[Raw records]
▼

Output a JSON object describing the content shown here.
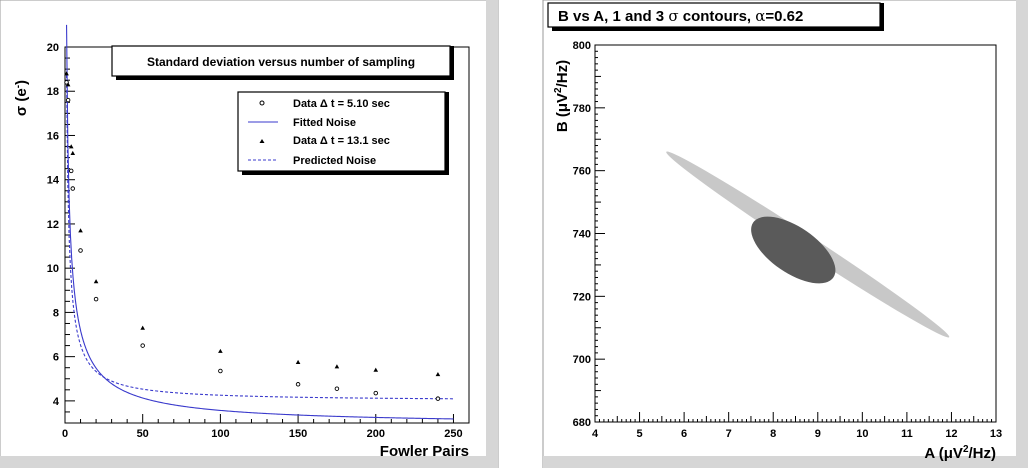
{
  "chart_data": [
    {
      "type": "scatter",
      "title": "Standard deviation versus number of sampling",
      "xlabel": "Fowler Pairs",
      "ylabel": "σ (e⁻)",
      "xlim": [
        0,
        260
      ],
      "ylim": [
        3,
        20
      ],
      "x_ticks": [
        "0",
        "50",
        "100",
        "150",
        "200",
        "250"
      ],
      "y_ticks": [
        "4",
        "6",
        "8",
        "10",
        "12",
        "14",
        "16",
        "18",
        "20"
      ],
      "legend_position": "top-right",
      "series": [
        {
          "name": "Data Δ t = 5.10 sec",
          "marker": "open-circle",
          "points": [
            [
              1,
              18.4
            ],
            [
              2,
              17.6
            ],
            [
              4,
              14.4
            ],
            [
              5,
              13.6
            ],
            [
              10,
              10.8
            ],
            [
              20,
              8.6
            ],
            [
              50,
              6.5
            ],
            [
              100,
              5.35
            ],
            [
              150,
              4.75
            ],
            [
              175,
              4.55
            ],
            [
              200,
              4.35
            ],
            [
              240,
              4.1
            ]
          ]
        },
        {
          "name": "Fitted Noise",
          "line": "solid",
          "color": "#3a3acc",
          "model": {
            "k": 20.8,
            "c": 2.9,
            "p": 0.5
          },
          "x_range": [
            1,
            250
          ]
        },
        {
          "name": "Data Δ t = 13.1 sec",
          "marker": "triangle",
          "points": [
            [
              1,
              18.8
            ],
            [
              2,
              18.3
            ],
            [
              4,
              15.5
            ],
            [
              5,
              15.2
            ],
            [
              10,
              11.7
            ],
            [
              20,
              9.4
            ],
            [
              50,
              7.3
            ],
            [
              100,
              6.25
            ],
            [
              150,
              5.75
            ],
            [
              175,
              5.55
            ],
            [
              200,
              5.4
            ],
            [
              240,
              5.2
            ]
          ]
        },
        {
          "name": "Predicted Noise",
          "line": "dashed",
          "color": "#3a3acc",
          "model": {
            "k": 18.3,
            "c": 4.0,
            "p": 0.55
          },
          "x_range": [
            1,
            250
          ]
        }
      ]
    },
    {
      "type": "contour",
      "title": "B vs A, 1 and 3 σ contours, α=0.62",
      "title_parts": {
        "prefix": "B vs A, 1 and 3 ",
        "sigma": "σ",
        "mid": " contours, ",
        "alpha": "α",
        "suffix": "=0.62"
      },
      "xlabel": "A (μV²/Hz)",
      "ylabel": "B (μV²/Hz)",
      "xlim": [
        4,
        13
      ],
      "ylim": [
        680,
        800
      ],
      "x_ticks": [
        "4",
        "5",
        "6",
        "7",
        "8",
        "9",
        "10",
        "11",
        "12",
        "13"
      ],
      "y_ticks": [
        "680",
        "700",
        "720",
        "740",
        "760",
        "780",
        "800"
      ],
      "contours": [
        {
          "level": "3 σ",
          "color": "#c8c8c8",
          "center": [
            8.8,
            736.5
          ],
          "semi_major_points": [
            [
              11.95,
              707
            ],
            [
              5.6,
              766
            ]
          ],
          "semi_minor_width_pts": [
            [
              7.0,
              750
            ],
            [
              10.6,
              723
            ]
          ]
        },
        {
          "level": "1 σ",
          "color": "#5a5a5a",
          "center": [
            8.5,
            735
          ],
          "semi_major_points": [
            [
              9.35,
              726
            ],
            [
              7.55,
              743.5
            ]
          ],
          "semi_minor_width_pts": [
            [
              8.0,
              731
            ],
            [
              9.0,
              739
            ]
          ]
        }
      ]
    }
  ]
}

▲

Work to do: Without the pictures, copy the material exactly as given.

Task solution:
Output a JSON object describing the content shown here.
{
  "chart_data": [
    {
      "type": "scatter",
      "title": "Standard deviation versus number of sampling",
      "xlabel": "Fowler Pairs",
      "ylabel": "σ (e⁻)",
      "xlim": [
        0,
        260
      ],
      "ylim": [
        3,
        20
      ],
      "x_ticks": [
        "0",
        "50",
        "100",
        "150",
        "200",
        "250"
      ],
      "y_ticks": [
        "4",
        "6",
        "8",
        "10",
        "12",
        "14",
        "16",
        "18",
        "20"
      ],
      "legend_position": "top-right",
      "series": [
        {
          "name": "Data Δ t = 5.10 sec",
          "marker": "open-circle",
          "points": [
            [
              1,
              18.4
            ],
            [
              2,
              17.6
            ],
            [
              4,
              14.4
            ],
            [
              5,
              13.6
            ],
            [
              10,
              10.8
            ],
            [
              20,
              8.6
            ],
            [
              50,
              6.5
            ],
            [
              100,
              5.35
            ],
            [
              150,
              4.75
            ],
            [
              175,
              4.55
            ],
            [
              200,
              4.35
            ],
            [
              240,
              4.1
            ]
          ]
        },
        {
          "name": "Fitted Noise",
          "line": "solid",
          "color": "#3a3acc",
          "model": {
            "k": 20.8,
            "c": 2.9,
            "p": 0.5
          },
          "x_range": [
            1,
            250
          ]
        },
        {
          "name": "Data Δ t = 13.1 sec",
          "marker": "triangle",
          "points": [
            [
              1,
              18.8
            ],
            [
              2,
              18.3
            ],
            [
              4,
              15.5
            ],
            [
              5,
              15.2
            ],
            [
              10,
              11.7
            ],
            [
              20,
              9.4
            ],
            [
              50,
              7.3
            ],
            [
              100,
              6.25
            ],
            [
              150,
              5.75
            ],
            [
              175,
              5.55
            ],
            [
              200,
              5.4
            ],
            [
              240,
              5.2
            ]
          ]
        },
        {
          "name": "Predicted Noise",
          "line": "dashed",
          "color": "#3a3acc",
          "model": {
            "k": 18.3,
            "c": 4.0,
            "p": 0.55
          },
          "x_range": [
            1,
            250
          ]
        }
      ]
    },
    {
      "type": "contour",
      "title": "B vs A, 1 and 3 σ contours, α=0.62",
      "title_parts": {
        "prefix": "B vs A, 1 and 3 ",
        "sigma": "σ",
        "mid": " contours, ",
        "alpha": "α",
        "suffix": "=0.62"
      },
      "xlabel": "A (μV²/Hz)",
      "ylabel": "B (μV²/Hz)",
      "xlim": [
        4,
        13
      ],
      "ylim": [
        680,
        800
      ],
      "x_ticks": [
        "4",
        "5",
        "6",
        "7",
        "8",
        "9",
        "10",
        "11",
        "12",
        "13"
      ],
      "y_ticks": [
        "680",
        "700",
        "720",
        "740",
        "760",
        "780",
        "800"
      ],
      "contours": [
        {
          "level": "3 σ",
          "color": "#c8c8c8",
          "center": [
            8.8,
            736.5
          ],
          "semi_major_points": [
            [
              11.95,
              707
            ],
            [
              5.6,
              766
            ]
          ],
          "semi_minor_width_pts": [
            [
              7.0,
              750
            ],
            [
              10.6,
              723
            ]
          ]
        },
        {
          "level": "1 σ",
          "color": "#5a5a5a",
          "center": [
            8.5,
            735
          ],
          "semi_major_points": [
            [
              9.35,
              726
            ],
            [
              7.55,
              743.5
            ]
          ],
          "semi_minor_width_pts": [
            [
              8.0,
              731
            ],
            [
              9.0,
              739
            ]
          ]
        }
      ]
    }
  ]
}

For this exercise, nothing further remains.